Reproduce the full listing that appears beneath this instruction exactly.

[Dataset items]
------------------------------------------------------------------------

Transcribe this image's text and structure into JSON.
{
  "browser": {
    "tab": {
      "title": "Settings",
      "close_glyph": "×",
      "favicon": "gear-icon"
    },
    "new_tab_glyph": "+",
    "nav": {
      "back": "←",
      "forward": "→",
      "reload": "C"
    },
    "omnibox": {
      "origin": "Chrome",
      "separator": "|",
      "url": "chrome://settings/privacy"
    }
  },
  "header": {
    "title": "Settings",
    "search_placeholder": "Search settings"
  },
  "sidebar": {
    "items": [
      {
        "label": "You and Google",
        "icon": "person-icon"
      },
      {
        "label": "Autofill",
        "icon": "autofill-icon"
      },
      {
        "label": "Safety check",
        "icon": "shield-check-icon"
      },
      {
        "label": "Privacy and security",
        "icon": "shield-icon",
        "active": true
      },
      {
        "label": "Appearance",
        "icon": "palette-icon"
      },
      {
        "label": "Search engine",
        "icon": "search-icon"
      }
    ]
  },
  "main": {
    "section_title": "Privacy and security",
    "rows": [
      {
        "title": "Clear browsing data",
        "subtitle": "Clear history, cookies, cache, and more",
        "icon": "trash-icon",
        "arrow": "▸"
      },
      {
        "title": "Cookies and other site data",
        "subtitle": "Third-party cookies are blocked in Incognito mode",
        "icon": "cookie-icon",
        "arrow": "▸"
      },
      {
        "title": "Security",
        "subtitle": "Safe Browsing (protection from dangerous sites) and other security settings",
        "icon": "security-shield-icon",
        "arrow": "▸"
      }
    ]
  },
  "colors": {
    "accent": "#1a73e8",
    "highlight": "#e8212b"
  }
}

------------------------------------------------------------------------

[FINAL RESULT]:
Transcribe this image's text and structure into JSON.
{
  "browser": {
    "tab": {
      "title": "Settings",
      "close_glyph": "×",
      "favicon": "gear-icon"
    },
    "new_tab_glyph": "+",
    "nav": {
      "back": "←",
      "forward": "→",
      "reload": "C"
    },
    "omnibox": {
      "origin": "Chrome",
      "separator": "|",
      "url": "chrome://settings/privacy"
    }
  },
  "header": {
    "title": "Settings",
    "search_placeholder": "Search settings"
  },
  "sidebar": {
    "items": [
      {
        "label": "You and Google",
        "icon": "person-icon"
      },
      {
        "label": "Autofill",
        "icon": "autofill-icon"
      },
      {
        "label": "Safety check",
        "icon": "shield-check-icon"
      },
      {
        "label": "Privacy and security",
        "icon": "shield-icon",
        "active": true
      },
      {
        "label": "Appearance",
        "icon": "palette-icon"
      },
      {
        "label": "Search engine",
        "icon": "search-icon"
      }
    ]
  },
  "main": {
    "section_title": "Privacy and security",
    "rows": [
      {
        "title": "Clear browsing data",
        "subtitle": "Clear history, cookies, cache, and more",
        "icon": "trash-icon",
        "arrow": "▸"
      },
      {
        "title": "Cookies and other site data",
        "subtitle": "Third-party cookies are blocked in Incognito mode",
        "icon": "cookie-icon",
        "arrow": "▸"
      },
      {
        "title": "Security",
        "subtitle": "Safe Browsing (protection from dangerous sites) and other security settings",
        "icon": "security-shield-icon",
        "arrow": "▸"
      }
    ]
  },
  "colors": {
    "accent": "#1a73e8",
    "highlight": "#e8212b"
  }
}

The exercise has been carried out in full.